INSTRUCTIONS TO FOLLOW: Transcribe the records that follow exactly. Skip the pictures.

● ● ● ● ●

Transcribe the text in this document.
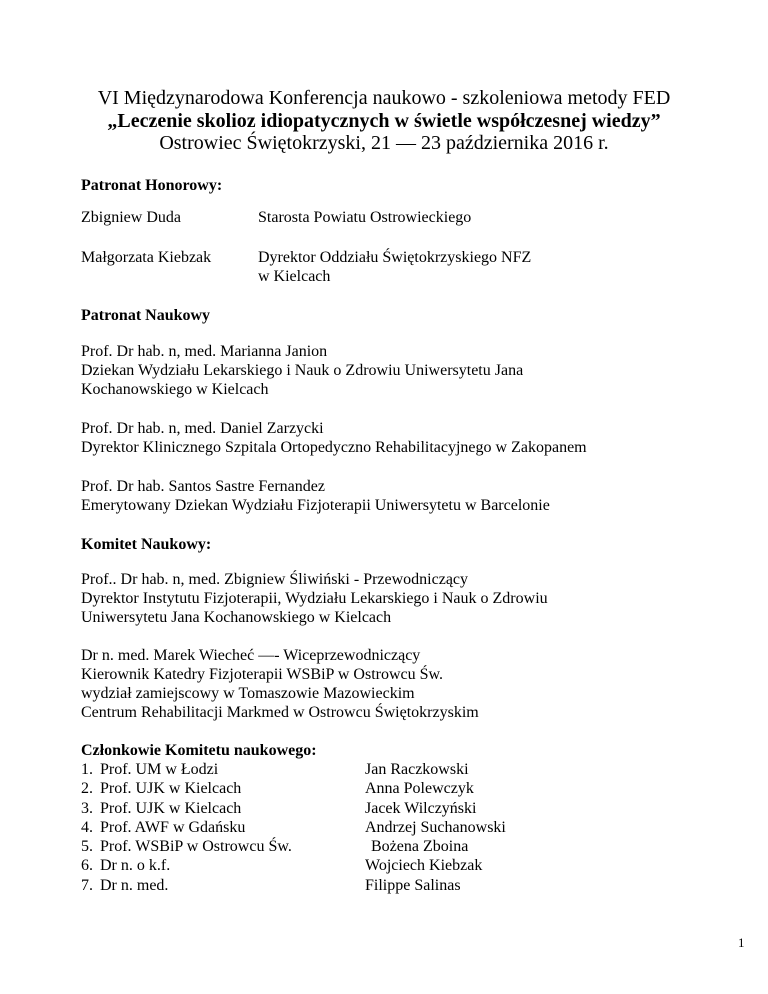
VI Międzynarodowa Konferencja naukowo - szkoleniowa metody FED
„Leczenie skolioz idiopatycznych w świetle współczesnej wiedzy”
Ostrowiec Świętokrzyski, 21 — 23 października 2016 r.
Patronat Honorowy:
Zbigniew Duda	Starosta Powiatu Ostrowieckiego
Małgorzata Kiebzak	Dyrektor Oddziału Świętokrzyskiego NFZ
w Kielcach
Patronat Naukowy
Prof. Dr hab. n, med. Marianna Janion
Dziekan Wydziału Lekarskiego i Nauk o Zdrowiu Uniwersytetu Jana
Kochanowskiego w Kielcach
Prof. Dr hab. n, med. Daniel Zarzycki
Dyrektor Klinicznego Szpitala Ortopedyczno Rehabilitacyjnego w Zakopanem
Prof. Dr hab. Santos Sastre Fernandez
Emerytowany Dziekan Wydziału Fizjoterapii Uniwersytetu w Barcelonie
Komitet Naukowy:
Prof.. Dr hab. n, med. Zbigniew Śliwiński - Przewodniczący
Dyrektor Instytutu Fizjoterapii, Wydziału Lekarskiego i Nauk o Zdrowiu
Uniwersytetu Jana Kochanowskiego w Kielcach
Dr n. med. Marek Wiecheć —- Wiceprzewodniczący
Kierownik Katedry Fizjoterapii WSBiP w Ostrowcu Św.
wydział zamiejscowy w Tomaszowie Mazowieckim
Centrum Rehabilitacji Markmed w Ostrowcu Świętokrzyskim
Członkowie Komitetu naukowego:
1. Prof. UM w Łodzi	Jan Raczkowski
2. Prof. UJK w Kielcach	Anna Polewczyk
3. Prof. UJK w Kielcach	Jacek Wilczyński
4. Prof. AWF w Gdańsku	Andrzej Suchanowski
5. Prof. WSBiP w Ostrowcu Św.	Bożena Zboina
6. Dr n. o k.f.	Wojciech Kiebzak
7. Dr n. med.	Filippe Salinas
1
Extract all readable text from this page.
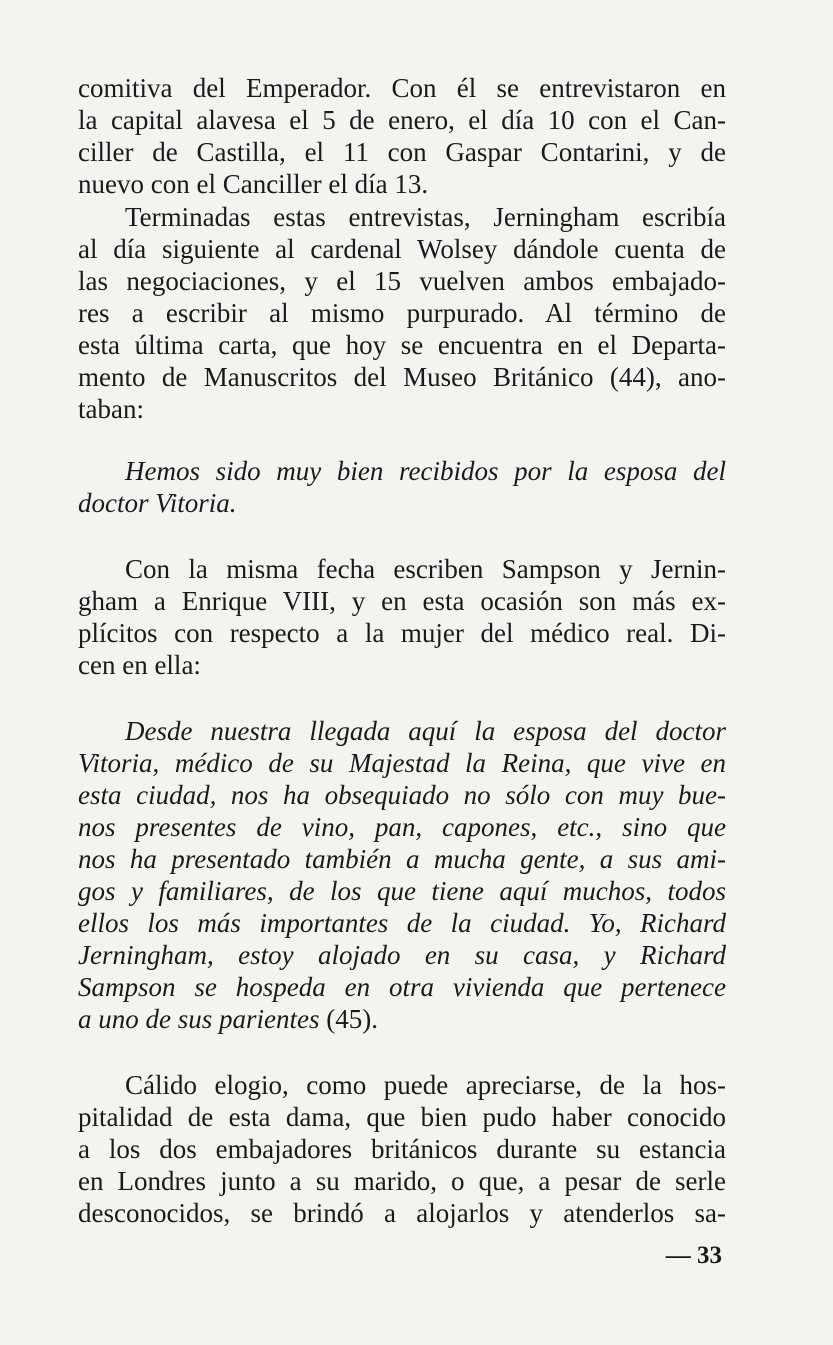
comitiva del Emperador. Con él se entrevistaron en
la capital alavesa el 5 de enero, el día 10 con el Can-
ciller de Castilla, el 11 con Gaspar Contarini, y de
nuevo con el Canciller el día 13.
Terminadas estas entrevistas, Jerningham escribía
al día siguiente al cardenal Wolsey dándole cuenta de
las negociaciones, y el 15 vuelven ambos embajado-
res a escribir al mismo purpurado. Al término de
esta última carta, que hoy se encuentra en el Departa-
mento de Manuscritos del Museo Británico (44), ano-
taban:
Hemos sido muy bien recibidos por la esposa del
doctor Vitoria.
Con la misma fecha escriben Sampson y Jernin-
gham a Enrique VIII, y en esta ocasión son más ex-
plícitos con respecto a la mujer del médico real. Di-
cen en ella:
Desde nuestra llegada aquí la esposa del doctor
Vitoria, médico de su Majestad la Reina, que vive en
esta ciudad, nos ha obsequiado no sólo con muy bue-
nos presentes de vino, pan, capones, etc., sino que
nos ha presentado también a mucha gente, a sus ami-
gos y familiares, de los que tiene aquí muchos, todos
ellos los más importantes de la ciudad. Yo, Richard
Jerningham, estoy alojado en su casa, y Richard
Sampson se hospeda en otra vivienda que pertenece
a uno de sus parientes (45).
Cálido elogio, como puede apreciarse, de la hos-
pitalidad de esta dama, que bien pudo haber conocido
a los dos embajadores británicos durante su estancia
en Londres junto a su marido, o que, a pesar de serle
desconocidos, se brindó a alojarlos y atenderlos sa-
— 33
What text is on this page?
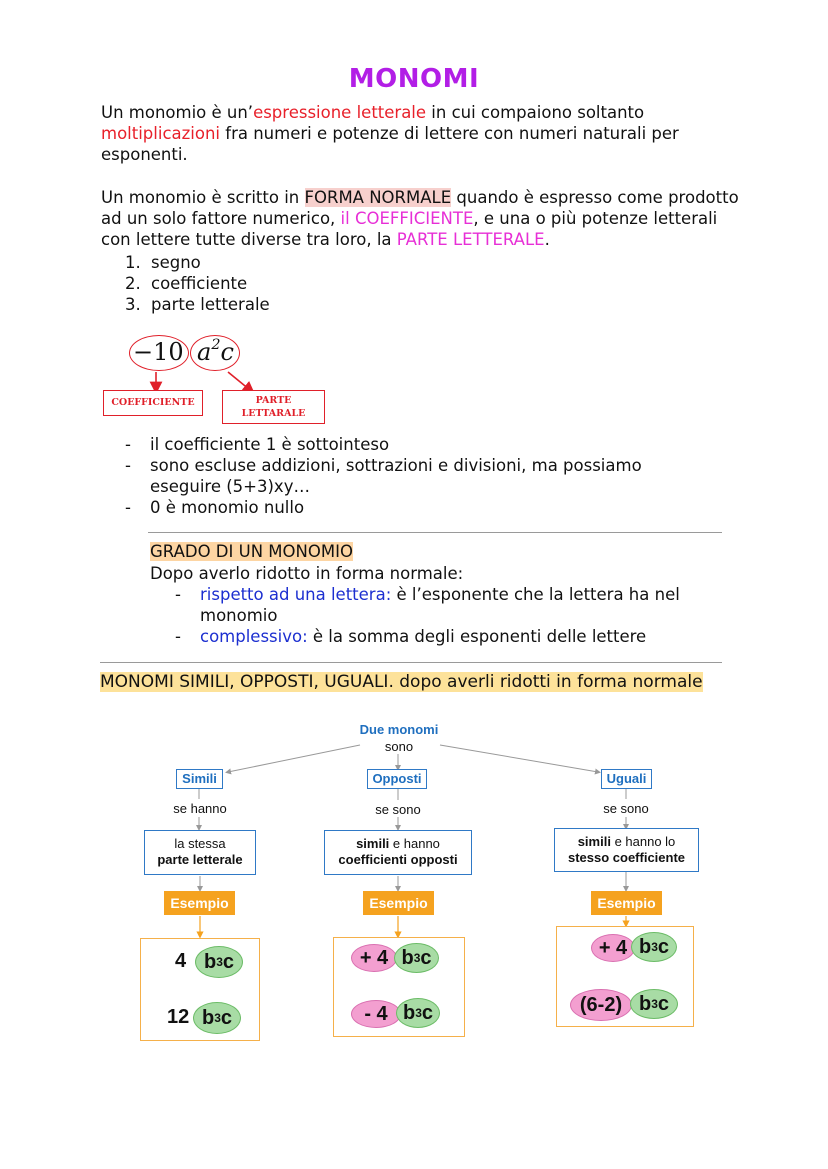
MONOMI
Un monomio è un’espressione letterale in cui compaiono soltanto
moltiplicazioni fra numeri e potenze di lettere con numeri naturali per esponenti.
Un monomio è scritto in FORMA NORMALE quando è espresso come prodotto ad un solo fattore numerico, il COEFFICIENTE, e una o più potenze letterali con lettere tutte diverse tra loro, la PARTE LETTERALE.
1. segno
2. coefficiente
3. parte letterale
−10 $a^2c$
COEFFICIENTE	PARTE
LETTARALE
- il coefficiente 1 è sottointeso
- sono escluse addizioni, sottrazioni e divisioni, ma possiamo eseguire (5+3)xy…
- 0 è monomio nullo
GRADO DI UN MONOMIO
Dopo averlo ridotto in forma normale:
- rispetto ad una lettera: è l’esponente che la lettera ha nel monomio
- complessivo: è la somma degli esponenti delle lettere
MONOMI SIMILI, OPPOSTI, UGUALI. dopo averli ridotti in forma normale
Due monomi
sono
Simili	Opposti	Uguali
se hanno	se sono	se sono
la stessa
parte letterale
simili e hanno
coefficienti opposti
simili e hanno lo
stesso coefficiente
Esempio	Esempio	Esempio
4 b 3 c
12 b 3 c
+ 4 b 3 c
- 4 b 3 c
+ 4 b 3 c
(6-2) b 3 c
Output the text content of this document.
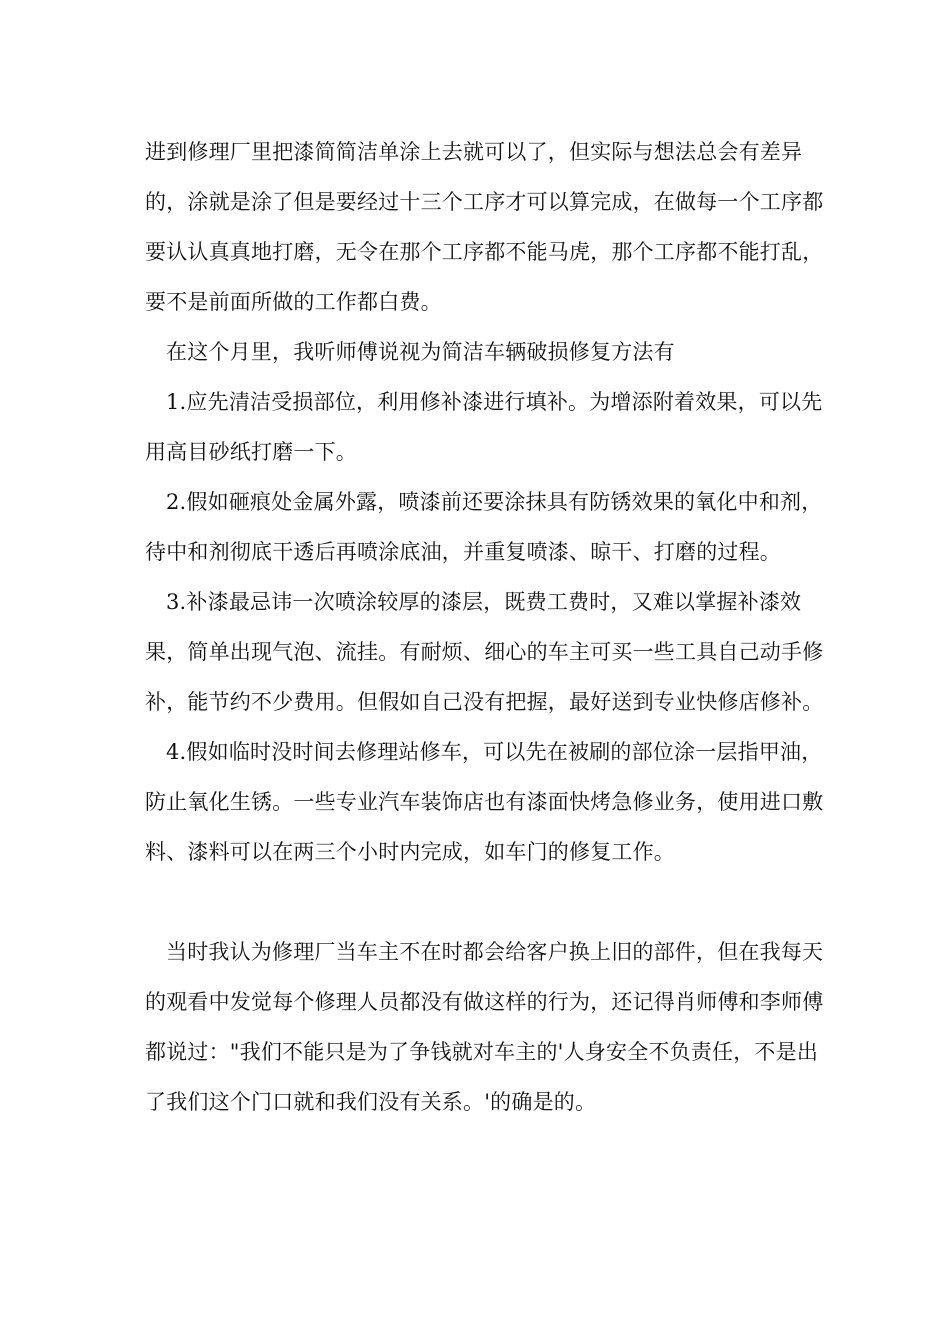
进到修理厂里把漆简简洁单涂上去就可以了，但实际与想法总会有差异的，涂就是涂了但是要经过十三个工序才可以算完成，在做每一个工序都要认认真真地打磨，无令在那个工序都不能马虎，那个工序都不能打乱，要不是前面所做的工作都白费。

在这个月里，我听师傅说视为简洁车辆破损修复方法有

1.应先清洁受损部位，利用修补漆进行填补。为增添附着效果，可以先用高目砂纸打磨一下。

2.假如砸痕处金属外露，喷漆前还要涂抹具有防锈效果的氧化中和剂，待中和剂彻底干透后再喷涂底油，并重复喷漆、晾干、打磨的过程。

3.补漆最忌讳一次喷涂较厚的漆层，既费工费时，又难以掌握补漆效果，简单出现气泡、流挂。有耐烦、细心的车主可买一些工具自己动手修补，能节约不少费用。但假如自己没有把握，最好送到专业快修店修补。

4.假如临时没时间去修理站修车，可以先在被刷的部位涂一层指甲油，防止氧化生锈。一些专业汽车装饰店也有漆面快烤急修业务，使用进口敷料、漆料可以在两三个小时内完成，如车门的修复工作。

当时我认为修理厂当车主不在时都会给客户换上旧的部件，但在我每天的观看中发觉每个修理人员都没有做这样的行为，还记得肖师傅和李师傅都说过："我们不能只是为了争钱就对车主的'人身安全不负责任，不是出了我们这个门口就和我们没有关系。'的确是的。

● ● ● ● ●

SOLUTION FOR THIS PROBLEM:
Transcribe the text in this document.
VI Międzynarodowa Konferencja naukowo - szkoleniowa metody FED
„Leczenie skolioz idiopatycznych w świetle współczesnej wiedzy”
Ostrowiec Świętokrzyski, 21 — 23 października 2016 r.
Patronat Honorowy:
Zbigniew Duda	Starosta Powiatu Ostrowieckiego
Małgorzata Kiebzak	Dyrektor Oddziału Świętokrzyskiego NFZ
w Kielcach
Patronat Naukowy
Prof. Dr hab. n, med. Marianna Janion
Dziekan Wydziału Lekarskiego i Nauk o Zdrowiu Uniwersytetu Jana
Kochanowskiego w Kielcach
Prof. Dr hab. n, med. Daniel Zarzycki
Dyrektor Klinicznego Szpitala Ortopedyczno Rehabilitacyjnego w Zakopanem
Prof. Dr hab. Santos Sastre Fernandez
Emerytowany Dziekan Wydziału Fizjoterapii Uniwersytetu w Barcelonie
Komitet Naukowy:
Prof.. Dr hab. n, med. Zbigniew Śliwiński - Przewodniczący
Dyrektor Instytutu Fizjoterapii, Wydziału Lekarskiego i Nauk o Zdrowiu
Uniwersytetu Jana Kochanowskiego w Kielcach
Dr n. med. Marek Wiecheć —- Wiceprzewodniczący
Kierownik Katedry Fizjoterapii WSBiP w Ostrowcu Św.
wydział zamiejscowy w Tomaszowie Mazowieckim
Centrum Rehabilitacji Markmed w Ostrowcu Świętokrzyskim
Członkowie Komitetu naukowego:
1. Prof. UM w Łodzi	Jan Raczkowski
2. Prof. UJK w Kielcach	Anna Polewczyk
3. Prof. UJK w Kielcach	Jacek Wilczyński
4. Prof. AWF w Gdańsku	Andrzej Suchanowski
5. Prof. WSBiP w Ostrowcu Św.	Bożena Zboina
6. Dr n. o k.f.	Wojciech Kiebzak
7. Dr n. med.	Filippe Salinas
1
Extract all readable text from this page.
comitiva del Emperador. Con él se entrevistaron en
la capital alavesa el 5 de enero, el día 10 con el Can-
ciller de Castilla, el 11 con Gaspar Contarini, y de
nuevo con el Canciller el día 13.
Terminadas estas entrevistas, Jerningham escribía
al día siguiente al cardenal Wolsey dándole cuenta de
las negociaciones, y el 15 vuelven ambos embajado-
res a escribir al mismo purpurado. Al término de
esta última carta, que hoy se encuentra en el Departa-
mento de Manuscritos del Museo Británico (44), ano-
taban:
Hemos sido muy bien recibidos por la esposa del
doctor Vitoria.
Con la misma fecha escriben Sampson y Jernin-
gham a Enrique VIII, y en esta ocasión son más ex-
plícitos con respecto a la mujer del médico real. Di-
cen en ella:
Desde nuestra llegada aquí la esposa del doctor
Vitoria, médico de su Majestad la Reina, que vive en
esta ciudad, nos ha obsequiado no sólo con muy bue-
nos presentes de vino, pan, capones, etc., sino que
nos ha presentado también a mucha gente, a sus ami-
gos y familiares, de los que tiene aquí muchos, todos
ellos los más importantes de la ciudad. Yo, Richard
Jerningham, estoy alojado en su casa, y Richard
Sampson se hospeda en otra vivienda que pertenece
a uno de sus parientes (45).
Cálido elogio, como puede apreciarse, de la hos-
pitalidad de esta dama, que bien pudo haber conocido
a los dos embajadores británicos durante su estancia
en Londres junto a su marido, o que, a pesar de serle
desconocidos, se brindó a alojarlos y atenderlos sa-
— 33
What text is on this page?
MONOMI
Un monomio è un’espressione letterale in cui compaiono soltanto
moltiplicazioni fra numeri e potenze di lettere con numeri naturali per esponenti.
Un monomio è scritto in FORMA NORMALE quando è espresso come prodotto ad un solo fattore numerico, il COEFFICIENTE, e una o più potenze letterali con lettere tutte diverse tra loro, la PARTE LETTERALE.
1. segno
2. coefficiente
3. parte letterale
−10 $a^2c$
COEFFICIENTE	PARTE
LETTARALE
- il coefficiente 1 è sottointeso
- sono escluse addizioni, sottrazioni e divisioni, ma possiamo eseguire (5+3)xy…
- 0 è monomio nullo
GRADO DI UN MONOMIO
Dopo averlo ridotto in forma normale:
- rispetto ad una lettera: è l’esponente che la lettera ha nel monomio
- complessivo: è la somma degli esponenti delle lettere
MONOMI SIMILI, OPPOSTI, UGUALI. dopo averli ridotti in forma normale
Due monomi
sono
Simili	Opposti	Uguali
se hanno	se sono	se sono
la stessa
parte letterale
simili e hanno
coefficienti opposti
simili e hanno lo
stesso coefficiente
Esempio	Esempio	Esempio
4 b 3 c
12 b 3 c
+ 4 b 3 c
- 4 b 3 c
+ 4 b 3 c
(6-2) b 3 c
Output the text content of this document.
进到修理厂里把漆简简洁单涂上去就可以了，但实际与想法总会有差异的，涂就是涂了但是要经过十三个工序才可以算完成，在做每一个工序都要认认真真地打磨，无令在那个工序都不能马虎，那个工序都不能打乱，要不是前面所做的工作都白费。

在这个月里，我听师傅说视为简洁车辆破损修复方法有

1.应先清洁受损部位，利用修补漆进行填补。为增添附着效果，可以先用高目砂纸打磨一下。

2.假如砸痕处金属外露，喷漆前还要涂抹具有防锈效果的氧化中和剂，待中和剂彻底干透后再喷涂底油，并重复喷漆、晾干、打磨的过程。

3.补漆最忌讳一次喷涂较厚的漆层，既费工费时，又难以掌握补漆效果，简单出现气泡、流挂。有耐烦、细心的车主可买一些工具自己动手修补，能节约不少费用。但假如自己没有把握，最好送到专业快修店修补。

4.假如临时没时间去修理站修车，可以先在被刷的部位涂一层指甲油，防止氧化生锈。一些专业汽车装饰店也有漆面快烤急修业务，使用进口敷料、漆料可以在两三个小时内完成，如车门的修复工作。

当时我认为修理厂当车主不在时都会给客户换上旧的部件，但在我每天的观看中发觉每个修理人员都没有做这样的行为，还记得肖师傅和李师傅都说过："我们不能只是为了争钱就对车主的'人身安全不负责任，不是出了我们这个门口就和我们没有关系。'的确是的。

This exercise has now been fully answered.